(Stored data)
----------
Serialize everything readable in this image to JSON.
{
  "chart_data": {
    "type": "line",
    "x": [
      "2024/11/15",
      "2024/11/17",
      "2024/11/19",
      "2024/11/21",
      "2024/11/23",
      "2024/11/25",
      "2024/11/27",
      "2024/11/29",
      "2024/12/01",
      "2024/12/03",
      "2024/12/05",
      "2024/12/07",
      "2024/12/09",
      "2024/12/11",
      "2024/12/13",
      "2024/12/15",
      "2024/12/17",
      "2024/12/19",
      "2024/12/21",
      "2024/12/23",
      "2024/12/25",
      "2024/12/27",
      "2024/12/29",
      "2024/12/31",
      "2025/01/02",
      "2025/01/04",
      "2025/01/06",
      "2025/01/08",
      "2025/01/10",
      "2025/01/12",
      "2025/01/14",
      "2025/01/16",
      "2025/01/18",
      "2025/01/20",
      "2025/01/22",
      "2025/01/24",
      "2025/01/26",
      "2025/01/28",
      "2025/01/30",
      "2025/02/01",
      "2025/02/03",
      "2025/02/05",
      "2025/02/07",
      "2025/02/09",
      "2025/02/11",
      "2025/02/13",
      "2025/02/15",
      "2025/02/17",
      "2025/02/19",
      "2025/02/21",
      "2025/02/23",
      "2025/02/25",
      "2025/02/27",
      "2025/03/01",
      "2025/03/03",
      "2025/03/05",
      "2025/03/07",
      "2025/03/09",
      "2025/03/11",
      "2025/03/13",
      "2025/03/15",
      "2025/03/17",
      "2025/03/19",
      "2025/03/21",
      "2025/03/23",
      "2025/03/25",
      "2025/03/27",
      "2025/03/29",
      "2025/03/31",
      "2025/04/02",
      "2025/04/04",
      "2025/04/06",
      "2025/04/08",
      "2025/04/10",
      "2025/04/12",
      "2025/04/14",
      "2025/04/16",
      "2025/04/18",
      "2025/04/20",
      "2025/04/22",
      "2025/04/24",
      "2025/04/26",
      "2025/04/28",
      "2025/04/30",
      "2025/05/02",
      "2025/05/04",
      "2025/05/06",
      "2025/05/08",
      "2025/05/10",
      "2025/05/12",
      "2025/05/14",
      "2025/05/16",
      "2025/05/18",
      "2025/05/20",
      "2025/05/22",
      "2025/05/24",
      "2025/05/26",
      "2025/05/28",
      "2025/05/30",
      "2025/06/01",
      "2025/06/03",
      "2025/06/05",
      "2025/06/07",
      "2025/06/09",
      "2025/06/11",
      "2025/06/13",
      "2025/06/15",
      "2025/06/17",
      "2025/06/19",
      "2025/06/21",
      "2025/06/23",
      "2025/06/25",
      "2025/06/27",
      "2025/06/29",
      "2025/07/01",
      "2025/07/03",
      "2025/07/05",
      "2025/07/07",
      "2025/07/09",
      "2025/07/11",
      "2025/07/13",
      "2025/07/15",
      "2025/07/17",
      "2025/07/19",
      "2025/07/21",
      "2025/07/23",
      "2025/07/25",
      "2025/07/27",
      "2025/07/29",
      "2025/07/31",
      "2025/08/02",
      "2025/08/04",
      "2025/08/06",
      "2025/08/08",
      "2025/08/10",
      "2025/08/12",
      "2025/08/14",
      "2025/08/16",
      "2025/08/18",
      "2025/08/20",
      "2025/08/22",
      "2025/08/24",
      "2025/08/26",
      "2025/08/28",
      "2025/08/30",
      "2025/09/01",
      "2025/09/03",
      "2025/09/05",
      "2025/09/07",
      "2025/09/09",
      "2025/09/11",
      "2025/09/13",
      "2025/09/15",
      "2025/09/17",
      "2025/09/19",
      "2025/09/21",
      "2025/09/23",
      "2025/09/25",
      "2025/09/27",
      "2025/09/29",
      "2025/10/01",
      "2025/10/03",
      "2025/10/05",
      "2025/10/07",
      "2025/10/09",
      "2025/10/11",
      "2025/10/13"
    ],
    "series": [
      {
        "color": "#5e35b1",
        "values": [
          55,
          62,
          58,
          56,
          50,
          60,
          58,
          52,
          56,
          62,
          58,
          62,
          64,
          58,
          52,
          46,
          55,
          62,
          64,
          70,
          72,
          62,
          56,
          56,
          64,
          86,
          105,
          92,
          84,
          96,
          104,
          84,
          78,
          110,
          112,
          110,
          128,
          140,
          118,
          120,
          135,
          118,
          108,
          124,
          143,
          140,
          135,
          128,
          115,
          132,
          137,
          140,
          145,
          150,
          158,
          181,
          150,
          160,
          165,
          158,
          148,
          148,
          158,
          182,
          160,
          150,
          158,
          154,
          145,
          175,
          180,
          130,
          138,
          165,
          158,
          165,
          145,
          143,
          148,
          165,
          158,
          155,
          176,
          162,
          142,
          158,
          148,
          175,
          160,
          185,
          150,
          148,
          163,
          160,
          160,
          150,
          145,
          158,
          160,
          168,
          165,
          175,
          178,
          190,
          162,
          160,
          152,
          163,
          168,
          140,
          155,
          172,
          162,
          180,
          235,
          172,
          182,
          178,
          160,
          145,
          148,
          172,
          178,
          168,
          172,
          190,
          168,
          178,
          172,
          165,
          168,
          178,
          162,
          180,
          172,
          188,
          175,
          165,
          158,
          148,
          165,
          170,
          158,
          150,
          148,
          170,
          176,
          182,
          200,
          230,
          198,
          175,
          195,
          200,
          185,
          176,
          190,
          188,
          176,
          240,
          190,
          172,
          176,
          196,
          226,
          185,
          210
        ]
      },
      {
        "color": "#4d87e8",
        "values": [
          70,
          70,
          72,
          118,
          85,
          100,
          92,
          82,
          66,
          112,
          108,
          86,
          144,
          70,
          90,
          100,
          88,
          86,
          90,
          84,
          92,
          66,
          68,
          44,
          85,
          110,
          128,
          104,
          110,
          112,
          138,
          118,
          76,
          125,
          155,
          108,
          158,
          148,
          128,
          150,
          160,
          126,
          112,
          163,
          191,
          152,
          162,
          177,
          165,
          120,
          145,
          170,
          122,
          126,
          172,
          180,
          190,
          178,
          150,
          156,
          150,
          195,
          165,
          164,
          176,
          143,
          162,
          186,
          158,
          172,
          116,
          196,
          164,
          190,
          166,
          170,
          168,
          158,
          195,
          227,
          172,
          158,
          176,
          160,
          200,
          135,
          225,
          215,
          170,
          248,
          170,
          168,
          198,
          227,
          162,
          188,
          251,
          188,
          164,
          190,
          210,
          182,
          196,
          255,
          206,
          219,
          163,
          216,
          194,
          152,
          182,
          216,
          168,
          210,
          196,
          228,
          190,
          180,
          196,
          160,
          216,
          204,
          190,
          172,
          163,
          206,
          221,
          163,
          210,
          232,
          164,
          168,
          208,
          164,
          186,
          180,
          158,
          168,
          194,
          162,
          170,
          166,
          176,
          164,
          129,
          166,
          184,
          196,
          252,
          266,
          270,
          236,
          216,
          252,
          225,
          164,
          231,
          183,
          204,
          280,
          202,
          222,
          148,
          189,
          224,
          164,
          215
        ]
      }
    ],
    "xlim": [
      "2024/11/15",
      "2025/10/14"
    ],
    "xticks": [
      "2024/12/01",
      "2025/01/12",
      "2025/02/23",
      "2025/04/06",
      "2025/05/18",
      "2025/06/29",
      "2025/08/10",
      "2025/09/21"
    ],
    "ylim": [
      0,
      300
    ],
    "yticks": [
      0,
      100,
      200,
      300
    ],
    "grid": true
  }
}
----------
**WHAT IS EXPECTED**: Extract each line of the listing above, copying it word for word.

**RESULT FOR THIS TASK**:
Serialize everything readable in this image to JSON.
{
  "chart_data": {
    "type": "line",
    "x": [
      "2024/11/15",
      "2024/11/17",
      "2024/11/19",
      "2024/11/21",
      "2024/11/23",
      "2024/11/25",
      "2024/11/27",
      "2024/11/29",
      "2024/12/01",
      "2024/12/03",
      "2024/12/05",
      "2024/12/07",
      "2024/12/09",
      "2024/12/11",
      "2024/12/13",
      "2024/12/15",
      "2024/12/17",
      "2024/12/19",
      "2024/12/21",
      "2024/12/23",
      "2024/12/25",
      "2024/12/27",
      "2024/12/29",
      "2024/12/31",
      "2025/01/02",
      "2025/01/04",
      "2025/01/06",
      "2025/01/08",
      "2025/01/10",
      "2025/01/12",
      "2025/01/14",
      "2025/01/16",
      "2025/01/18",
      "2025/01/20",
      "2025/01/22",
      "2025/01/24",
      "2025/01/26",
      "2025/01/28",
      "2025/01/30",
      "2025/02/01",
      "2025/02/03",
      "2025/02/05",
      "2025/02/07",
      "2025/02/09",
      "2025/02/11",
      "2025/02/13",
      "2025/02/15",
      "2025/02/17",
      "2025/02/19",
      "2025/02/21",
      "2025/02/23",
      "2025/02/25",
      "2025/02/27",
      "2025/03/01",
      "2025/03/03",
      "2025/03/05",
      "2025/03/07",
      "2025/03/09",
      "2025/03/11",
      "2025/03/13",
      "2025/03/15",
      "2025/03/17",
      "2025/03/19",
      "2025/03/21",
      "2025/03/23",
      "2025/03/25",
      "2025/03/27",
      "2025/03/29",
      "2025/03/31",
      "2025/04/02",
      "2025/04/04",
      "2025/04/06",
      "2025/04/08",
      "2025/04/10",
      "2025/04/12",
      "2025/04/14",
      "2025/04/16",
      "2025/04/18",
      "2025/04/20",
      "2025/04/22",
      "2025/04/24",
      "2025/04/26",
      "2025/04/28",
      "2025/04/30",
      "2025/05/02",
      "2025/05/04",
      "2025/05/06",
      "2025/05/08",
      "2025/05/10",
      "2025/05/12",
      "2025/05/14",
      "2025/05/16",
      "2025/05/18",
      "2025/05/20",
      "2025/05/22",
      "2025/05/24",
      "2025/05/26",
      "2025/05/28",
      "2025/05/30",
      "2025/06/01",
      "2025/06/03",
      "2025/06/05",
      "2025/06/07",
      "2025/06/09",
      "2025/06/11",
      "2025/06/13",
      "2025/06/15",
      "2025/06/17",
      "2025/06/19",
      "2025/06/21",
      "2025/06/23",
      "2025/06/25",
      "2025/06/27",
      "2025/06/29",
      "2025/07/01",
      "2025/07/03",
      "2025/07/05",
      "2025/07/07",
      "2025/07/09",
      "2025/07/11",
      "2025/07/13",
      "2025/07/15",
      "2025/07/17",
      "2025/07/19",
      "2025/07/21",
      "2025/07/23",
      "2025/07/25",
      "2025/07/27",
      "2025/07/29",
      "2025/07/31",
      "2025/08/02",
      "2025/08/04",
      "2025/08/06",
      "2025/08/08",
      "2025/08/10",
      "2025/08/12",
      "2025/08/14",
      "2025/08/16",
      "2025/08/18",
      "2025/08/20",
      "2025/08/22",
      "2025/08/24",
      "2025/08/26",
      "2025/08/28",
      "2025/08/30",
      "2025/09/01",
      "2025/09/03",
      "2025/09/05",
      "2025/09/07",
      "2025/09/09",
      "2025/09/11",
      "2025/09/13",
      "2025/09/15",
      "2025/09/17",
      "2025/09/19",
      "2025/09/21",
      "2025/09/23",
      "2025/09/25",
      "2025/09/27",
      "2025/09/29",
      "2025/10/01",
      "2025/10/03",
      "2025/10/05",
      "2025/10/07",
      "2025/10/09",
      "2025/10/11",
      "2025/10/13"
    ],
    "series": [
      {
        "color": "#5e35b1",
        "values": [
          55,
          62,
          58,
          56,
          50,
          60,
          58,
          52,
          56,
          62,
          58,
          62,
          64,
          58,
          52,
          46,
          55,
          62,
          64,
          70,
          72,
          62,
          56,
          56,
          64,
          86,
          105,
          92,
          84,
          96,
          104,
          84,
          78,
          110,
          112,
          110,
          128,
          140,
          118,
          120,
          135,
          118,
          108,
          124,
          143,
          140,
          135,
          128,
          115,
          132,
          137,
          140,
          145,
          150,
          158,
          181,
          150,
          160,
          165,
          158,
          148,
          148,
          158,
          182,
          160,
          150,
          158,
          154,
          145,
          175,
          180,
          130,
          138,
          165,
          158,
          165,
          145,
          143,
          148,
          165,
          158,
          155,
          176,
          162,
          142,
          158,
          148,
          175,
          160,
          185,
          150,
          148,
          163,
          160,
          160,
          150,
          145,
          158,
          160,
          168,
          165,
          175,
          178,
          190,
          162,
          160,
          152,
          163,
          168,
          140,
          155,
          172,
          162,
          180,
          235,
          172,
          182,
          178,
          160,
          145,
          148,
          172,
          178,
          168,
          172,
          190,
          168,
          178,
          172,
          165,
          168,
          178,
          162,
          180,
          172,
          188,
          175,
          165,
          158,
          148,
          165,
          170,
          158,
          150,
          148,
          170,
          176,
          182,
          200,
          230,
          198,
          175,
          195,
          200,
          185,
          176,
          190,
          188,
          176,
          240,
          190,
          172,
          176,
          196,
          226,
          185,
          210
        ]
      },
      {
        "color": "#4d87e8",
        "values": [
          70,
          70,
          72,
          118,
          85,
          100,
          92,
          82,
          66,
          112,
          108,
          86,
          144,
          70,
          90,
          100,
          88,
          86,
          90,
          84,
          92,
          66,
          68,
          44,
          85,
          110,
          128,
          104,
          110,
          112,
          138,
          118,
          76,
          125,
          155,
          108,
          158,
          148,
          128,
          150,
          160,
          126,
          112,
          163,
          191,
          152,
          162,
          177,
          165,
          120,
          145,
          170,
          122,
          126,
          172,
          180,
          190,
          178,
          150,
          156,
          150,
          195,
          165,
          164,
          176,
          143,
          162,
          186,
          158,
          172,
          116,
          196,
          164,
          190,
          166,
          170,
          168,
          158,
          195,
          227,
          172,
          158,
          176,
          160,
          200,
          135,
          225,
          215,
          170,
          248,
          170,
          168,
          198,
          227,
          162,
          188,
          251,
          188,
          164,
          190,
          210,
          182,
          196,
          255,
          206,
          219,
          163,
          216,
          194,
          152,
          182,
          216,
          168,
          210,
          196,
          228,
          190,
          180,
          196,
          160,
          216,
          204,
          190,
          172,
          163,
          206,
          221,
          163,
          210,
          232,
          164,
          168,
          208,
          164,
          186,
          180,
          158,
          168,
          194,
          162,
          170,
          166,
          176,
          164,
          129,
          166,
          184,
          196,
          252,
          266,
          270,
          236,
          216,
          252,
          225,
          164,
          231,
          183,
          204,
          280,
          202,
          222,
          148,
          189,
          224,
          164,
          215
        ]
      }
    ],
    "xlim": [
      "2024/11/15",
      "2025/10/14"
    ],
    "xticks": [
      "2024/12/01",
      "2025/01/12",
      "2025/02/23",
      "2025/04/06",
      "2025/05/18",
      "2025/06/29",
      "2025/08/10",
      "2025/09/21"
    ],
    "ylim": [
      0,
      300
    ],
    "yticks": [
      0,
      100,
      200,
      300
    ],
    "grid": true
  }
}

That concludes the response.